The gang is all here in Stockholm after a quick, uneventful flight. I just paid 50 SEK (whatever that means) for Internet access at Globe Arena because no one at any arena in Europe seems to know the passwords for their own wi-fi. The Sharks are set to practice at some point this afternoon but there's no set time. They'll probably take the ice in about 30 minutes.

Since I'll never get to be on the plane of a professional sports team ever again, I might as well relay how absolutely giddy I was on that flight. It's not even a plane. I sat in the fourth-to-last row and it was easily the most luxurious seat I've ever had on a plane. Just endless space for walking around. There's a shower, a massive bathroom, a dining room. Every seat goes back almost all the way. Every seat has a leg rest that pops up. Free neck pillows for all. Blankets that are made from material that I can only assume were stolen from the wings of angels.

And the food. My god, the food. You know that reheated meal you get on commercial flights? Not here. You board the plane the flight attendant asks you what you want for breakfast. Since that's stunning, you ask what your choices are. She laughs and then reads off every breakfast food you can imagine. French toast. Waffles. Pancakes. Scrambled egg whites. They've got it all.

The Sharks also have four or five huge crates of DVDs the guys can watch on their flights. The collection has everything from Spaceballs to Bride Wars. I didn't see anyone watching Bride Wars, but it was an option.

It's just fantastic. And now I have to go to work. It's good thing I lack integrity or it might have been comprimised today.

-- Dave Lozo

Good morning, Stockholm

10.05.2010 / 12:15 AM ET

As I write this, many of you are probably just winding down for bed on the East Coast or maybe just finishing dinner on the West Coast. Over here in Europe, the place where the history comes from, I am up Aat the crack of dawn to go to the airport and board the Sharks charter flight to Stockholm.

The dress for this flight is business casual. That's for players and myself. It was nice for once to see a message on a white board and have it apply to me. "No track suits," was there for all to see in red marker on Monday morning, which means I can't wear my sweet Teddy KGB track suit to the airport. Oh well.

The Sharks' ETA in Stockholm is about noon local time, but don't hold me to that. They will practice this afternoon, though. So check in later if you're awake because I'm sure there will be some sort of fan swell waiting for guys like Douglas Murray, Niclas Wallin and Andreas Lilja at the airport and/or hotel.
--------------------
Extend the blog post about the Sharks' trip to Stockholm, starting right after its final sentence. The listing that comes next was taken from a separate source.

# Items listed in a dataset
--------------------
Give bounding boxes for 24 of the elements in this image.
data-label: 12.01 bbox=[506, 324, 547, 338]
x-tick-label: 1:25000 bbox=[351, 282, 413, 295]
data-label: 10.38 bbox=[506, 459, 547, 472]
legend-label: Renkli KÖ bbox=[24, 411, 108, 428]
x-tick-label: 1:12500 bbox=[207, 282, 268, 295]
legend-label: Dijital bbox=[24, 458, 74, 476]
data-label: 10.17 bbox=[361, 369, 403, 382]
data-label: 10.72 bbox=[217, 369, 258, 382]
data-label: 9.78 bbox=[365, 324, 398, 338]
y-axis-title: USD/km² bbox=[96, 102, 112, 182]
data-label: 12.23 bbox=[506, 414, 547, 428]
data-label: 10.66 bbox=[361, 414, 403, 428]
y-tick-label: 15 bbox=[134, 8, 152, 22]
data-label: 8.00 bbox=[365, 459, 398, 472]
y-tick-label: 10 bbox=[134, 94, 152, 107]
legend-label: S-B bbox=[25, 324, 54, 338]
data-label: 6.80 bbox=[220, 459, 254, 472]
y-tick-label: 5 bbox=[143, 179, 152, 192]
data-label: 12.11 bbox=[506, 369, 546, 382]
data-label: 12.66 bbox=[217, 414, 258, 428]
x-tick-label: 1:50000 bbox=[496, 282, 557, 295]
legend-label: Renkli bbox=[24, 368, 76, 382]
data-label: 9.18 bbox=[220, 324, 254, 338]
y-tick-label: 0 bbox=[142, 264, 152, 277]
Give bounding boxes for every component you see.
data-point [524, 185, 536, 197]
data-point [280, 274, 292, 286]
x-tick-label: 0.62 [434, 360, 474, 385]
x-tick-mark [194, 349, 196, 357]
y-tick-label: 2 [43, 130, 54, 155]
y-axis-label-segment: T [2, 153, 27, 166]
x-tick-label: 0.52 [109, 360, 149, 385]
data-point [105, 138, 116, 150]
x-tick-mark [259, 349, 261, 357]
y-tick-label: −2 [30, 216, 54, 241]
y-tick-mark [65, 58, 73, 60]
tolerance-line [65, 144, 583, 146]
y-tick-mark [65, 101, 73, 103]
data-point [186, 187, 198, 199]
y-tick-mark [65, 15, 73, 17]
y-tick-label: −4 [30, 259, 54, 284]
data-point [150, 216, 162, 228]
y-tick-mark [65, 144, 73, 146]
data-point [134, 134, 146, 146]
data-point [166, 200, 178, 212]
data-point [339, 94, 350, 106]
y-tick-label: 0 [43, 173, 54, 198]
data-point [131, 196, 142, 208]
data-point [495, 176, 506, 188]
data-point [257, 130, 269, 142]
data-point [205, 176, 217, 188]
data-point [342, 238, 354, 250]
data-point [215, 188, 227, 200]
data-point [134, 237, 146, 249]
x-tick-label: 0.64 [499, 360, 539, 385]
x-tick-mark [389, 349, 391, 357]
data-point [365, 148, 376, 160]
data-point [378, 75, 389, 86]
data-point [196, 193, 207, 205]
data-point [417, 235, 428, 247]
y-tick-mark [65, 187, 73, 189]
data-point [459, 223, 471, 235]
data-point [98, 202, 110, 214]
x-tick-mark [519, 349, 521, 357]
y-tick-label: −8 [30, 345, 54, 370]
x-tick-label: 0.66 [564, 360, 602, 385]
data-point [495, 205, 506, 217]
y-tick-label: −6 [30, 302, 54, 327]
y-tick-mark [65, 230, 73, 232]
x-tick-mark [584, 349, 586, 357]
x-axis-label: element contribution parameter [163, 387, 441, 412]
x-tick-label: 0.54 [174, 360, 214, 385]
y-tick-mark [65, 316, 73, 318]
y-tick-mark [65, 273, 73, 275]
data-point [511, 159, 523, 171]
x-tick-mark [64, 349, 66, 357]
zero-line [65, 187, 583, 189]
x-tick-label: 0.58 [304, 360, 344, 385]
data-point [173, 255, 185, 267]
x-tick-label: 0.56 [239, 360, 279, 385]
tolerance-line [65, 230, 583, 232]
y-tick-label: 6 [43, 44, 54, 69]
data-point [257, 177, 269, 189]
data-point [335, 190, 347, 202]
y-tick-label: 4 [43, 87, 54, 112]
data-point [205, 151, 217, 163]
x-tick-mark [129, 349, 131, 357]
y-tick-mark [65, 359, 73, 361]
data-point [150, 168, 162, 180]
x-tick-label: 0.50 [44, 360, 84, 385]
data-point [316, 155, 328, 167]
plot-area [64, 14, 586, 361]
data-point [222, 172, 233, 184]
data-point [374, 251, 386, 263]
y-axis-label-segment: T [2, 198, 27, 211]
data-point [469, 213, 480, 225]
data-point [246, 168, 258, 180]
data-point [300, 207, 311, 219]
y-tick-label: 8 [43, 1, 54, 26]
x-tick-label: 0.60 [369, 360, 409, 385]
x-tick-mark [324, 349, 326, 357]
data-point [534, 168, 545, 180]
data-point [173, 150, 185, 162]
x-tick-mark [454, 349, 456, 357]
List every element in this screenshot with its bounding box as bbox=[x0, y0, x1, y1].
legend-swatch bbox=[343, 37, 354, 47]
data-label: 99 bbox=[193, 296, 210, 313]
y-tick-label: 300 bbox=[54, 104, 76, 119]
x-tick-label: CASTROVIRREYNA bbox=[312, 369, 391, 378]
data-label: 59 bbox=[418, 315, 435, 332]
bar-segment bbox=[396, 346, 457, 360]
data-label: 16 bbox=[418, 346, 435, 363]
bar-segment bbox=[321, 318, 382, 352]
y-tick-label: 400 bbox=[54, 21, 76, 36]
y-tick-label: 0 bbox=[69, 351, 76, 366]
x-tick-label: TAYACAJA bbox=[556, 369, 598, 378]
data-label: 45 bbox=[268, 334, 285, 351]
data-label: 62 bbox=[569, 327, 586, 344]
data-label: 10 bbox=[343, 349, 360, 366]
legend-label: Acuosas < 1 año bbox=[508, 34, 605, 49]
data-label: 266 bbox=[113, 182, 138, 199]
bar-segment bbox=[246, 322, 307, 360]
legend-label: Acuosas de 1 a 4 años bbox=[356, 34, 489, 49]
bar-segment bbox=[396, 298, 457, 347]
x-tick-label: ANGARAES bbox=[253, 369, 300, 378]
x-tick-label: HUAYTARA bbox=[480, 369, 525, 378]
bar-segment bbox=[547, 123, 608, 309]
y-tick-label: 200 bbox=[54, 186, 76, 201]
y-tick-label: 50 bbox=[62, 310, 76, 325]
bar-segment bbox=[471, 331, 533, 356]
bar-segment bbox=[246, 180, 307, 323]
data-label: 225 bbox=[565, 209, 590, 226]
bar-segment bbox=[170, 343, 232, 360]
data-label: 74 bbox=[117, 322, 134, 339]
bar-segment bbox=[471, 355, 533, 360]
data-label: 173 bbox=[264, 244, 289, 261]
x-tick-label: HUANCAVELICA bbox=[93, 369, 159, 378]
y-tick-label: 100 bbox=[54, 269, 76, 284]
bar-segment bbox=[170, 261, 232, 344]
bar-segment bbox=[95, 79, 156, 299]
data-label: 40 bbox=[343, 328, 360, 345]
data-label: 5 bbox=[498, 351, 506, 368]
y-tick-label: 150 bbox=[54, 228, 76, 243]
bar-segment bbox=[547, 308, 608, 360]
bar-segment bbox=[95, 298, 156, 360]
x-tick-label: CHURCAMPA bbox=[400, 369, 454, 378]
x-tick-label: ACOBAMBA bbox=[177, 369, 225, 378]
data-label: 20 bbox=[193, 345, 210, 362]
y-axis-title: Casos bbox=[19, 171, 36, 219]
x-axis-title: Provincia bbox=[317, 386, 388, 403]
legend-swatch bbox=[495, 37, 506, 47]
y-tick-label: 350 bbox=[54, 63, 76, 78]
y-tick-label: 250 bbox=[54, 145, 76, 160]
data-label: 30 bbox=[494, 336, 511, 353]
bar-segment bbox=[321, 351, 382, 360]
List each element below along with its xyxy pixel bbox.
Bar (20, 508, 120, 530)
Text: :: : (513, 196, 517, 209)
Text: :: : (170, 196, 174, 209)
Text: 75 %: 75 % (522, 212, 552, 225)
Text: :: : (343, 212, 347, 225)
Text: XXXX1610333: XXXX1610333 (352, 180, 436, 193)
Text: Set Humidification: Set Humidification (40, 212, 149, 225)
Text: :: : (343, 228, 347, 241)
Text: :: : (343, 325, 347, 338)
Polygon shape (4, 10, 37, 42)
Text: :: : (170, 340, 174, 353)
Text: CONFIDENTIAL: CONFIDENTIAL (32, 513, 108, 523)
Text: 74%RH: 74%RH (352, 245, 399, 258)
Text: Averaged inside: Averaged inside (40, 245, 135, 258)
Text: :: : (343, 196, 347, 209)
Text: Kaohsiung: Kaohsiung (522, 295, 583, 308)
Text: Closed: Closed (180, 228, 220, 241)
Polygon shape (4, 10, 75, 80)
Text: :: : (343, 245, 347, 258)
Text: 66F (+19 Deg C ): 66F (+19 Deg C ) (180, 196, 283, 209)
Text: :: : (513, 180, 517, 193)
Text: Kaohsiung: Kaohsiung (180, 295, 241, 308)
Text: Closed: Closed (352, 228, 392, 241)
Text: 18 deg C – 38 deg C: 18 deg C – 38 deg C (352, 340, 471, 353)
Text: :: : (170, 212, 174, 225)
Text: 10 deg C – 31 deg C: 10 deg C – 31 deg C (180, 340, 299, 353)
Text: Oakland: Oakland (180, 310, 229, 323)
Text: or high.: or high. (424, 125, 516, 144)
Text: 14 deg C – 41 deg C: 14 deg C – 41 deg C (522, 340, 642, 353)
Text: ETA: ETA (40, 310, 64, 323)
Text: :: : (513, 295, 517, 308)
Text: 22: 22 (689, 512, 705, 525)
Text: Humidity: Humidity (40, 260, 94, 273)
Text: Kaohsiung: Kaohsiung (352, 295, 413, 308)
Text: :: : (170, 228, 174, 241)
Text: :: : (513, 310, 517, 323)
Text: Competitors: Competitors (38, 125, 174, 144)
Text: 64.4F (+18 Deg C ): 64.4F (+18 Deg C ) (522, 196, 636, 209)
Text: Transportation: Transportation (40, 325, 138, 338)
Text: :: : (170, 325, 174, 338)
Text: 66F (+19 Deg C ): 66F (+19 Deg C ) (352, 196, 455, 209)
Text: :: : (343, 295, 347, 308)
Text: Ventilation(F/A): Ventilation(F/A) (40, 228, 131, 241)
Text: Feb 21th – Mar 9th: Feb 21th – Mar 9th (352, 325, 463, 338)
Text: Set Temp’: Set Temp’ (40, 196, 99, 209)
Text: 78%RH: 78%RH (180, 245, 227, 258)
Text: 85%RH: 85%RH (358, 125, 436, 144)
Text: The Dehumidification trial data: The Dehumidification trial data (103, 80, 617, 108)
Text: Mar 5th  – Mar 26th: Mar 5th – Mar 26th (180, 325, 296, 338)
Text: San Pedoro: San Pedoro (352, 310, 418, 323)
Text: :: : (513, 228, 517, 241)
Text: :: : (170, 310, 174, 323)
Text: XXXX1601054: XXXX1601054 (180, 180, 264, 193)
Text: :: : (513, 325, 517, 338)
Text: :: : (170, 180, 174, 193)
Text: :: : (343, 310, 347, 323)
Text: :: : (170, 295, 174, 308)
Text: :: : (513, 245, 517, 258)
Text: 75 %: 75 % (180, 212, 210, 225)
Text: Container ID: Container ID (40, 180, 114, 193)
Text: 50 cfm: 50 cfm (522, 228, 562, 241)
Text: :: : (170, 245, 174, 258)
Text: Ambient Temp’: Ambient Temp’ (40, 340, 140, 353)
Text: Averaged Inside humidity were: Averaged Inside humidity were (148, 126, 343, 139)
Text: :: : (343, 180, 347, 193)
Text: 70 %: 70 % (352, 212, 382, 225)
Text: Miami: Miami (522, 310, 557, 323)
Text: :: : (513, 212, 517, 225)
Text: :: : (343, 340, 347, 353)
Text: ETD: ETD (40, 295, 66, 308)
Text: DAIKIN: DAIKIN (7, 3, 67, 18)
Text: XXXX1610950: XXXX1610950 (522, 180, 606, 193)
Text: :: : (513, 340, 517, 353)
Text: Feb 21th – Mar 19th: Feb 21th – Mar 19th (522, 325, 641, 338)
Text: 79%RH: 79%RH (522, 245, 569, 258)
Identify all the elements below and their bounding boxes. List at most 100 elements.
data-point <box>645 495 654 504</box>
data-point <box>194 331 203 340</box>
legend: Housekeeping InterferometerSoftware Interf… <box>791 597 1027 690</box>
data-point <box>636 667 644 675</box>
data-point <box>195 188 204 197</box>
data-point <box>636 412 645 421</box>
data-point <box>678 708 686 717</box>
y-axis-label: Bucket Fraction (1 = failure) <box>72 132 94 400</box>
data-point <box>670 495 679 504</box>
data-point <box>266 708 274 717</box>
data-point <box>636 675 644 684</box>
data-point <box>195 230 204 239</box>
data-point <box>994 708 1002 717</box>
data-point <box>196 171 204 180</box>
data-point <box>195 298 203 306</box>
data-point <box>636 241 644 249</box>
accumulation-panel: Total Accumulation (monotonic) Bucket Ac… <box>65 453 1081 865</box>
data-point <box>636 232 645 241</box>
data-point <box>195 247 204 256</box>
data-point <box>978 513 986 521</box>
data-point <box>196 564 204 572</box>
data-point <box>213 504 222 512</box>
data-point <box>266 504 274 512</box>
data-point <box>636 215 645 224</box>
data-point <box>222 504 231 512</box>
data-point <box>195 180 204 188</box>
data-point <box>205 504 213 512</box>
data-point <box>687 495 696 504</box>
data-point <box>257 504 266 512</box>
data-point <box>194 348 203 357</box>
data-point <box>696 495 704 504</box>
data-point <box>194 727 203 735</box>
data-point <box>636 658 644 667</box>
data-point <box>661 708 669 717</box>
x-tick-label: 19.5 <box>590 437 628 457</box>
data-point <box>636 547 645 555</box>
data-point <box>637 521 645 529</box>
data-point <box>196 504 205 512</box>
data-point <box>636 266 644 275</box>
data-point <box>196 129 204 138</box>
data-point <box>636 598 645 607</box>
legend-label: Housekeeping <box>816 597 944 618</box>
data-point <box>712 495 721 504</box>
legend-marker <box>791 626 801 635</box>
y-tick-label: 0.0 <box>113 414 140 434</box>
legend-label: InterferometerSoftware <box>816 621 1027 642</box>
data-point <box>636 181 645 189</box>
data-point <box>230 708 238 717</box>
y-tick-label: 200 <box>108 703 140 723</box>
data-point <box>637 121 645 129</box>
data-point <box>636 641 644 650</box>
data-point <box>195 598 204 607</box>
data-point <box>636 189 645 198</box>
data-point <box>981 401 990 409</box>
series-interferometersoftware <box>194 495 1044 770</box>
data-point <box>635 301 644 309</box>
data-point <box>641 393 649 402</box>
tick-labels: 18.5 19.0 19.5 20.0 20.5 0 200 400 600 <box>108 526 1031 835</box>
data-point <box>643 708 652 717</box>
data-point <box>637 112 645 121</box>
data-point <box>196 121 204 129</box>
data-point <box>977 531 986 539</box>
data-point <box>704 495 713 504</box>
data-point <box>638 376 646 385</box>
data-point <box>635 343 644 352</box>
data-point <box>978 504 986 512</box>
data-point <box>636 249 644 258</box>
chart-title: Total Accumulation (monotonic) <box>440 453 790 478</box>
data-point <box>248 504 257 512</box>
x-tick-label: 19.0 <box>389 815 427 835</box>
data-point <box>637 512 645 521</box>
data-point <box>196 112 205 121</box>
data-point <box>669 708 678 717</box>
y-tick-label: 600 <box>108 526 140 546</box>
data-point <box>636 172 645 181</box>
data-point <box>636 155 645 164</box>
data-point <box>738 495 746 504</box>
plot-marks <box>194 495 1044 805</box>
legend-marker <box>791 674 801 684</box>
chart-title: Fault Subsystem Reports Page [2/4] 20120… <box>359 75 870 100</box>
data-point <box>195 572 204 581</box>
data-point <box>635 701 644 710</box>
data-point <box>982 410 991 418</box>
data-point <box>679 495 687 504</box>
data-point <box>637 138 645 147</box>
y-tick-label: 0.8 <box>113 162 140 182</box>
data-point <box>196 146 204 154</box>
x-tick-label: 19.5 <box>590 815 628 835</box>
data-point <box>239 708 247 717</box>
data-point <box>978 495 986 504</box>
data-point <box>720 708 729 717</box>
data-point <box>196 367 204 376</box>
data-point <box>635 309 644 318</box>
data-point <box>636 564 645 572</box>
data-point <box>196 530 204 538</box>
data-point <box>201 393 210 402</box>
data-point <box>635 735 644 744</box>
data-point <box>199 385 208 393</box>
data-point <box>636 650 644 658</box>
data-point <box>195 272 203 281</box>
--------------------
# OUTPUT
And in case you missed it, here's my story from today (yesterday?) about the Sharks' trip to the military hospital in Landstuhl.

-- Dave Lozo


Lilja, Wallin excited to return to Sweden

10.04.2010 / 2:00 PM ET

It's easy to assume that just because a player is from Sweden that a trip to Stockholm would be no big deal. But for Sharks defensemen Niclas Wallin and Andreas Lilja, the trip is almost as big of a novelty as it is for anyone else who is going for the first time.

Wallin is from Boden, which is in the northern part of Sweden and is about 12 hours away from Stockholm by car. Lilja's hometown of Helsingborg is five hours away, so it's not exactly a day trip for him, either.

Lilja and Wallin have side-by-side lockers here at SAP Arena, and they had no trouble interjecting their thoughts into each other's interview this morning.

"I've got 14 coming from my hometown," Wallin said.

"The whole town is coming -- 14," Lilja responded.

After the jokes concluded, including a particularly sharp zinger from Lilja when he said Wallin might as well be from Finland, Wallin was allowed to talk about his excitement about visiting Stockholm.

"It's going to be a good time," Wallin said. "I know Stockholm a little bit, but every time I go I'm amazed by the city. I'm excited for the boys who've never been there."

Lilja is just as excited as Wallin, but he's in a position where he must temper his enthusiasm a bit. He came to Sharks camp on a tryout contract and has yet to come to terms on an NHL deal. The preseason is over and the regular season is just four days away for the Sharks, but Wallin said he's hopeful something will be worked out before the Sharks face the Columbus Blue Jackets on Oct. 8.

This would've been the second straight year Lilja would've played in Stockholm, but a concussion he suffered while with the Detroit Red Wings in February 2009 knocked him out until February 2010. The Red Wings opened last season against the St. Louis Blues in Stockholm, but Lilja was still feeling the effects of a punch delivered by Nashville Predators defenseman Shea Weber.

Lilja was able to make the trip with the Red Wings last year, but it was only to act as a tour guide to his teammates.

"It was tough not to play. I got to be honest," Lilja said. "I still had a lot of fun. I was kind of like an ambassador for the team. I was showing the rest of the staff a good time in town. It was fun."

Lilja became a free agent this summer, but the 35-year-old was unable to find any takers. Finally on Sept. 15, the Sharks gave him a chance to join the team as a tryout. He's made the most of it and will likely be part of the team's final pairing if and when a contract gets signed.

It's not a great situation, but for a guy who thought his career might've been over, he's not complaining.

"The first couple months, I was just trying to stay positive and trying to get back," Lilja said. "I thought for sure I was going to get back. When it got to be six, seven months, I started to get really frustrated because I didn't know what was going to happen. I had a couple doctors tell me I wasn't going to play again, and then I was really frustrated."

But a third opinion ended up being the best one. He visited a doctor in Vancouver who got Lilja on the right path.

"When I went to his office, I had headaches for seven months. When I left, I had didn't have a headache for three days," Lilja explained.

Lilja explained that some doctors originally thought a clot that was discovered in his brain was causing the headaches. Wallin, listening to the story the entire time, waited for his opportunity to get Lilja back for his earlier joke about his hometown.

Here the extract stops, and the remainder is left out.